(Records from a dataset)
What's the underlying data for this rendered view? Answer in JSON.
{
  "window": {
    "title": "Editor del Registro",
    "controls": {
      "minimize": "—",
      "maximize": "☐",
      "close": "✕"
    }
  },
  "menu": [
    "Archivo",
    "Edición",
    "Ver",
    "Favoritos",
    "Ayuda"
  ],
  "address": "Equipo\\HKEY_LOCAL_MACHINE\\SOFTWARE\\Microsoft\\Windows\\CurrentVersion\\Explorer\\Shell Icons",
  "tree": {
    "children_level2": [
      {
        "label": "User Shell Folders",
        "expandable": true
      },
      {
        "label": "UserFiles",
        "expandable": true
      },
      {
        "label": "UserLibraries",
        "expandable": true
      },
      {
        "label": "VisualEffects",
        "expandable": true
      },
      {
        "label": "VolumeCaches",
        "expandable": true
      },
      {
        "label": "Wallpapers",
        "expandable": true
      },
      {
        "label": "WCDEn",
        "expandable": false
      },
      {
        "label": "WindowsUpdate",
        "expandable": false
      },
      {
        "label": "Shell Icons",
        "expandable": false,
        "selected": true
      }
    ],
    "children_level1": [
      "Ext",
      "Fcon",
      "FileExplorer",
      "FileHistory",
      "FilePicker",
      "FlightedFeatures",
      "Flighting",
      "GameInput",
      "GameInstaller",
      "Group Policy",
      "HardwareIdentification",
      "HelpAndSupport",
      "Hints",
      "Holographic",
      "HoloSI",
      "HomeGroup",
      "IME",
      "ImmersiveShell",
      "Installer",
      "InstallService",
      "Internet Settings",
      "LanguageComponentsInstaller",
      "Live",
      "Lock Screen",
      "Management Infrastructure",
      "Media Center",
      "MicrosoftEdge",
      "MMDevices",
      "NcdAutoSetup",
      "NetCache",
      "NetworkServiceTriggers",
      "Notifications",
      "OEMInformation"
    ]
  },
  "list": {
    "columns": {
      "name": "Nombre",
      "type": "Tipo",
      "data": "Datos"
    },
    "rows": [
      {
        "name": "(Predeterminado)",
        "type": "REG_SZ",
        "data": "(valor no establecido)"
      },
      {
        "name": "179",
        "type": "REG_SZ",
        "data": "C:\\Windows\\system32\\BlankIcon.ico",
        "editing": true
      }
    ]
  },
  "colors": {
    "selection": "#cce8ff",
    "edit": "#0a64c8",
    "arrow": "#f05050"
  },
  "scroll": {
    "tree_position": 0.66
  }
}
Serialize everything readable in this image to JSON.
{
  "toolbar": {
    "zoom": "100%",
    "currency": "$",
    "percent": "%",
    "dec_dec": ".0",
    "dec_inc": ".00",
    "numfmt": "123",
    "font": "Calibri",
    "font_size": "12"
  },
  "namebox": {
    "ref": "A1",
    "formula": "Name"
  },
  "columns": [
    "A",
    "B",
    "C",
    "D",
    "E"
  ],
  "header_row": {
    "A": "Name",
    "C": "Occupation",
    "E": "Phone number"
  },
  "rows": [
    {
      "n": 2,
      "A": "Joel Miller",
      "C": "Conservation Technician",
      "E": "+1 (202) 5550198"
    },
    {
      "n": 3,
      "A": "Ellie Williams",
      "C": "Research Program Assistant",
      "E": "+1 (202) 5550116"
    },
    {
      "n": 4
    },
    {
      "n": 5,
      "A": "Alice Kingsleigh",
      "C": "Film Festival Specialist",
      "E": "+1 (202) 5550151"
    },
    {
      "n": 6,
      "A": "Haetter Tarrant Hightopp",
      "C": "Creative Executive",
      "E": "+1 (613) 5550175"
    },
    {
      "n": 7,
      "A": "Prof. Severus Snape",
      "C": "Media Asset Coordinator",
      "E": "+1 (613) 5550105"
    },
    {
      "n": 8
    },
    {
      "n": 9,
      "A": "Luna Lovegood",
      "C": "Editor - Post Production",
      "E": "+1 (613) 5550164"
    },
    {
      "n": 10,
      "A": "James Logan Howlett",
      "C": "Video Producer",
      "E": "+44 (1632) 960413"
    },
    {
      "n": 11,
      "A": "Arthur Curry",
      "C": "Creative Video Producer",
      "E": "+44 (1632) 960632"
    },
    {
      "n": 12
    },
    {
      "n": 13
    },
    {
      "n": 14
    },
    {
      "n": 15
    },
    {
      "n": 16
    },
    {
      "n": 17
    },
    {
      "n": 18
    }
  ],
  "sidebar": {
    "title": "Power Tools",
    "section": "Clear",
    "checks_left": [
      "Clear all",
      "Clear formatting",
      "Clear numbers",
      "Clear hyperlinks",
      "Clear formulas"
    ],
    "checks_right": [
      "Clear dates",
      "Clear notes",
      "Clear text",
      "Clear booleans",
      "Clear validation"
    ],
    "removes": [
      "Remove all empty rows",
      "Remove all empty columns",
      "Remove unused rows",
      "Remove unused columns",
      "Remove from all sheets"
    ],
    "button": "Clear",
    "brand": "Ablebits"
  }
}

What to produce:
Extract the full listing above without alteration.

Written answer:
What's the underlying data for this rendered view? Answer in JSON.
{
  "window": {
    "title": "Editor del Registro",
    "controls": {
      "minimize": "—",
      "maximize": "☐",
      "close": "✕"
    }
  },
  "menu": [
    "Archivo",
    "Edición",
    "Ver",
    "Favoritos",
    "Ayuda"
  ],
  "address": "Equipo\\HKEY_LOCAL_MACHINE\\SOFTWARE\\Microsoft\\Windows\\CurrentVersion\\Explorer\\Shell Icons",
  "tree": {
    "children_level2": [
      {
        "label": "User Shell Folders",
        "expandable": true
      },
      {
        "label": "UserFiles",
        "expandable": true
      },
      {
        "label": "UserLibraries",
        "expandable": true
      },
      {
        "label": "VisualEffects",
        "expandable": true
      },
      {
        "label": "VolumeCaches",
        "expandable": true
      },
      {
        "label": "Wallpapers",
        "expandable": true
      },
      {
        "label": "WCDEn",
        "expandable": false
      },
      {
        "label": "WindowsUpdate",
        "expandable": false
      },
      {
        "label": "Shell Icons",
        "expandable": false,
        "selected": true
      }
    ],
    "children_level1": [
      "Ext",
      "Fcon",
      "FileExplorer",
      "FileHistory",
      "FilePicker",
      "FlightedFeatures",
      "Flighting",
      "GameInput",
      "GameInstaller",
      "Group Policy",
      "HardwareIdentification",
      "HelpAndSupport",
      "Hints",
      "Holographic",
      "HoloSI",
      "HomeGroup",
      "IME",
      "ImmersiveShell",
      "Installer",
      "InstallService",
      "Internet Settings",
      "LanguageComponentsInstaller",
      "Live",
      "Lock Screen",
      "Management Infrastructure",
      "Media Center",
      "MicrosoftEdge",
      "MMDevices",
      "NcdAutoSetup",
      "NetCache",
      "NetworkServiceTriggers",
      "Notifications",
      "OEMInformation"
    ]
  },
  "list": {
    "columns": {
      "name": "Nombre",
      "type": "Tipo",
      "data": "Datos"
    },
    "rows": [
      {
        "name": "(Predeterminado)",
        "type": "REG_SZ",
        "data": "(valor no establecido)"
      },
      {
        "name": "179",
        "type": "REG_SZ",
        "data": "C:\\Windows\\system32\\BlankIcon.ico",
        "editing": true
      }
    ]
  },
  "colors": {
    "selection": "#cce8ff",
    "edit": "#0a64c8",
    "arrow": "#f05050"
  },
  "scroll": {
    "tree_position": 0.66
  }
}
Serialize everything readable in this image to JSON.
{
  "toolbar": {
    "zoom": "100%",
    "currency": "$",
    "percent": "%",
    "dec_dec": ".0",
    "dec_inc": ".00",
    "numfmt": "123",
    "font": "Calibri",
    "font_size": "12"
  },
  "namebox": {
    "ref": "A1",
    "formula": "Name"
  },
  "columns": [
    "A",
    "B",
    "C",
    "D",
    "E"
  ],
  "header_row": {
    "A": "Name",
    "C": "Occupation",
    "E": "Phone number"
  },
  "rows": [
    {
      "n": 2,
      "A": "Joel Miller",
      "C": "Conservation Technician",
      "E": "+1 (202) 5550198"
    },
    {
      "n": 3,
      "A": "Ellie Williams",
      "C": "Research Program Assistant",
      "E": "+1 (202) 5550116"
    },
    {
      "n": 4
    },
    {
      "n": 5,
      "A": "Alice Kingsleigh",
      "C": "Film Festival Specialist",
      "E": "+1 (202) 5550151"
    },
    {
      "n": 6,
      "A": "Haetter Tarrant Hightopp",
      "C": "Creative Executive",
      "E": "+1 (613) 5550175"
    },
    {
      "n": 7,
      "A": "Prof. Severus Snape",
      "C": "Media Asset Coordinator",
      "E": "+1 (613) 5550105"
    },
    {
      "n": 8
    },
    {
      "n": 9,
      "A": "Luna Lovegood",
      "C": "Editor - Post Production",
      "E": "+1 (613) 5550164"
    },
    {
      "n": 10,
      "A": "James Logan Howlett",
      "C": "Video Producer",
      "E": "+44 (1632) 960413"
    },
    {
      "n": 11,
      "A": "Arthur Curry",
      "C": "Creative Video Producer",
      "E": "+44 (1632) 960632"
    },
    {
      "n": 12
    },
    {
      "n": 13
    },
    {
      "n": 14
    },
    {
      "n": 15
    },
    {
      "n": 16
    },
    {
      "n": 17
    },
    {
      "n": 18
    }
  ],
  "sidebar": {
    "title": "Power Tools",
    "section": "Clear",
    "checks_left": [
      "Clear all",
      "Clear formatting",
      "Clear numbers",
      "Clear hyperlinks",
      "Clear formulas"
    ],
    "checks_right": [
      "Clear dates",
      "Clear notes",
      "Clear text",
      "Clear booleans",
      "Clear validation"
    ],
    "removes": [
      "Remove all empty rows",
      "Remove all empty columns",
      "Remove unused rows",
      "Remove unused columns",
      "Remove from all sheets"
    ],
    "button": "Clear",
    "brand": "Ablebits"
  }
}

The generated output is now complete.